## [WHAT IS ASKED]
Seek out every line containing the word "Phemex", and copy each.

Dataset rows about figures
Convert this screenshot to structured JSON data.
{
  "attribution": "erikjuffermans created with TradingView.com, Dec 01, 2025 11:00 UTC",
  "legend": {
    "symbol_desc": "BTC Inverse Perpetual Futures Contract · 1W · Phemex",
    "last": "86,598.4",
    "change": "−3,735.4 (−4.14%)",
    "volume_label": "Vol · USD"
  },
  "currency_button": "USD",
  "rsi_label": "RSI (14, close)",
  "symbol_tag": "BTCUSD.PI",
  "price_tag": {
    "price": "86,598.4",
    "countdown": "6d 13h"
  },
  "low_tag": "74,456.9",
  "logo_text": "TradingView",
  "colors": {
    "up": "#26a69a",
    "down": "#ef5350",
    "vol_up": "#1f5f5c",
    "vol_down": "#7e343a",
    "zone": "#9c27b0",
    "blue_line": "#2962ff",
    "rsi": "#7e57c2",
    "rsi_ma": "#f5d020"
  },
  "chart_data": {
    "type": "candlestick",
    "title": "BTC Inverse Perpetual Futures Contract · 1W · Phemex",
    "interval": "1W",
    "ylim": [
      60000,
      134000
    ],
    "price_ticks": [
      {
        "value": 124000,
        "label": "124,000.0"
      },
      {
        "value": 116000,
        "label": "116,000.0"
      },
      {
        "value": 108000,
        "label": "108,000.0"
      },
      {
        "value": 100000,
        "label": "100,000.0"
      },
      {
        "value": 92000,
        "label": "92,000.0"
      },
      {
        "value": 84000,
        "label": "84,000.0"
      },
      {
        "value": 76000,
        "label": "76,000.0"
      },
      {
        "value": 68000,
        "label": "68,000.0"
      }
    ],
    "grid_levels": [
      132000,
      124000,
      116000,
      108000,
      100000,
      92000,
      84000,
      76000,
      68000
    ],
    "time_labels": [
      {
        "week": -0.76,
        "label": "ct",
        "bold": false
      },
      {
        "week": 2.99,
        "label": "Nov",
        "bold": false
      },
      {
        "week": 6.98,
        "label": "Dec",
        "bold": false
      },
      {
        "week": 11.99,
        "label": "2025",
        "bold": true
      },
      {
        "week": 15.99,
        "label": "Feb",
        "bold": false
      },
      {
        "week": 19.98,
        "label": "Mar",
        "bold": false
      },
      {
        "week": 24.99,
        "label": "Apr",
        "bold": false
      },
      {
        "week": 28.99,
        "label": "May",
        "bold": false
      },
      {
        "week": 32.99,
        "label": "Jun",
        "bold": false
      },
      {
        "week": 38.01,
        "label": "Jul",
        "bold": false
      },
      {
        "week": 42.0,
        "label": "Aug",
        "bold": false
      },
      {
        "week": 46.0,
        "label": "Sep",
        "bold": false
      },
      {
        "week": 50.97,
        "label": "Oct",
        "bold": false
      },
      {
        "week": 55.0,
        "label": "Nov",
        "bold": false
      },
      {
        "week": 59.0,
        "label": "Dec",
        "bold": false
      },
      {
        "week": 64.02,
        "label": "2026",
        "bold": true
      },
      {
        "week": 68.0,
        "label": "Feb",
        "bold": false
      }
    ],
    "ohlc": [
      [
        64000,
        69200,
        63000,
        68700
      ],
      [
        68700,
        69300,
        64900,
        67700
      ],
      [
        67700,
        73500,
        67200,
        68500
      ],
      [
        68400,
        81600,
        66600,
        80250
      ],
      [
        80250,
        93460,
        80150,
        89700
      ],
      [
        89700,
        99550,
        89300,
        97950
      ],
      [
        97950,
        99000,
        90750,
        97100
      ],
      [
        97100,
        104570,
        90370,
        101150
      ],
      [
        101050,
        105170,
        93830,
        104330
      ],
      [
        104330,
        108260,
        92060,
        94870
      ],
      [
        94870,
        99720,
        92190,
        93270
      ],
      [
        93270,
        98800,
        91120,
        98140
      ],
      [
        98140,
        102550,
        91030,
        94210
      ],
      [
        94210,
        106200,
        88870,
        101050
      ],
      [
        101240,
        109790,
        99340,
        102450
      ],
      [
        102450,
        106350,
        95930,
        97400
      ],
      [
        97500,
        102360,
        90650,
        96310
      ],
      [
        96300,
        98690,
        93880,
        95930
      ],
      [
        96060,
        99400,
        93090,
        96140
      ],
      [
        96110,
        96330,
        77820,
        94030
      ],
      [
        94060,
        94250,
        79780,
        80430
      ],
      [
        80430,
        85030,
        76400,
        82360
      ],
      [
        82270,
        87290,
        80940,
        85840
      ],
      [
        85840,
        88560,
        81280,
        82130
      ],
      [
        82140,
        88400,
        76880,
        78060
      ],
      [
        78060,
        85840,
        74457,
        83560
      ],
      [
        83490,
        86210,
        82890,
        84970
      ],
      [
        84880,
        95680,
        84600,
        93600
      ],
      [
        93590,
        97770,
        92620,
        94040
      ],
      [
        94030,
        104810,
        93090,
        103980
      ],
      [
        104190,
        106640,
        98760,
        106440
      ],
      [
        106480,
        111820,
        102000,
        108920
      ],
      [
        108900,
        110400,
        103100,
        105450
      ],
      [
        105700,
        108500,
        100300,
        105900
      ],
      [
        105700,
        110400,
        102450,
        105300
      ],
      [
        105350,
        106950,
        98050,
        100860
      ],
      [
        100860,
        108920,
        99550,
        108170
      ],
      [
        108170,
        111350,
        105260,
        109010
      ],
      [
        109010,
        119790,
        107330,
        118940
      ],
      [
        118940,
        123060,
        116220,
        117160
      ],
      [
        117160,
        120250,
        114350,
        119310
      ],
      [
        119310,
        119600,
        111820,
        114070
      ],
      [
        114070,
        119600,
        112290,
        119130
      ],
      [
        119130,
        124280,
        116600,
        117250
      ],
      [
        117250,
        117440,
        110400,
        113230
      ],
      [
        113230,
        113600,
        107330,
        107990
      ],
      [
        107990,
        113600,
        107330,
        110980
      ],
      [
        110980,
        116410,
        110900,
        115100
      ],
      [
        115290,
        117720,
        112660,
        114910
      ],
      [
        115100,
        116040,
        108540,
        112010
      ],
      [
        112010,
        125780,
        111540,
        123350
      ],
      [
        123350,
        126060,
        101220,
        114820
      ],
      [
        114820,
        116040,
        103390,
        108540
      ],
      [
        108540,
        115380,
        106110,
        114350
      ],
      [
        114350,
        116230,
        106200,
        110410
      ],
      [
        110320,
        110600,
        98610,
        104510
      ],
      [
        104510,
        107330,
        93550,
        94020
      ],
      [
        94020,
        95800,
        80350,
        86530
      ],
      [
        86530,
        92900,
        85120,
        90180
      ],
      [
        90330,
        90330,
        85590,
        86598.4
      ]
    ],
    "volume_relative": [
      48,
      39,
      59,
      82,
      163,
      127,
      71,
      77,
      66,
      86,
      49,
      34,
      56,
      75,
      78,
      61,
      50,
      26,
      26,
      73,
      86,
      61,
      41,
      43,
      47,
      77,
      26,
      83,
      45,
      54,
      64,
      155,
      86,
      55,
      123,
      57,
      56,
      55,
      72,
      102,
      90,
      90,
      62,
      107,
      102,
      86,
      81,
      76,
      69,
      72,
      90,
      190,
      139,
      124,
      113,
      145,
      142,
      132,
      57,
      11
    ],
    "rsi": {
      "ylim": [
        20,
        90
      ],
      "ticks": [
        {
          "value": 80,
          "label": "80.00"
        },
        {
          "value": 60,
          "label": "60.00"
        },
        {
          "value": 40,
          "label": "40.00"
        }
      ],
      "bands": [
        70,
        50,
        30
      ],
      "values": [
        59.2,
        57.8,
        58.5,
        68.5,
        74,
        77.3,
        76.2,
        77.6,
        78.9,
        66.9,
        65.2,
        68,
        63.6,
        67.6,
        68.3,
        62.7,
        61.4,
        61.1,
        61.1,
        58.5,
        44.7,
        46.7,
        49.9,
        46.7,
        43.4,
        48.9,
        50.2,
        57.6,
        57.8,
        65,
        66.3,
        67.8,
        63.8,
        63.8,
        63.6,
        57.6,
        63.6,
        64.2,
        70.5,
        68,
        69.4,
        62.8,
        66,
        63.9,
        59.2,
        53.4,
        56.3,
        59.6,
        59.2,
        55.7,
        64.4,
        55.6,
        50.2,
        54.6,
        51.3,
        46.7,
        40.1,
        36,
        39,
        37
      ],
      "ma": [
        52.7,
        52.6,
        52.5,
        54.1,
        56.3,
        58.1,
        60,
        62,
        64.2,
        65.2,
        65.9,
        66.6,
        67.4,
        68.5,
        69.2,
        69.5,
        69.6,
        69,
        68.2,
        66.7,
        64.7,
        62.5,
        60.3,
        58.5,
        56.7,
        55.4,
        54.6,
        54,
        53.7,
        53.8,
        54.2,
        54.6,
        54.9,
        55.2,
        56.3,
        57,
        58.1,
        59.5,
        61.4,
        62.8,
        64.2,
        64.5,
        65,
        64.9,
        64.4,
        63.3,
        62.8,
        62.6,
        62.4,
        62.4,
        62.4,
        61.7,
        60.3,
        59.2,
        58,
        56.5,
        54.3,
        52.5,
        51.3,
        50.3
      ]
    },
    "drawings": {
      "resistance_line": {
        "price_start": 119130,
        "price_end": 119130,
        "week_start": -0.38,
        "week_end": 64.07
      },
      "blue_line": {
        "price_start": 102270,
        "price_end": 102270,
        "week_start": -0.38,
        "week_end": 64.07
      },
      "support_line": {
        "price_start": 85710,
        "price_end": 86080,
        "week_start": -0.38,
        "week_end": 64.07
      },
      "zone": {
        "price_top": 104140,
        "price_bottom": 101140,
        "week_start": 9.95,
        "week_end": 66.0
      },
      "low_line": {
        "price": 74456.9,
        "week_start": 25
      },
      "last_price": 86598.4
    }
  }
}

## [ANSWER TO THIS PROBLEM]
    "symbol_desc": "BTC Inverse Perpetual Futures Contract · 1W · Phemex",
    "title": "BTC Inverse Perpetual Futures Contract · 1W · Phemex",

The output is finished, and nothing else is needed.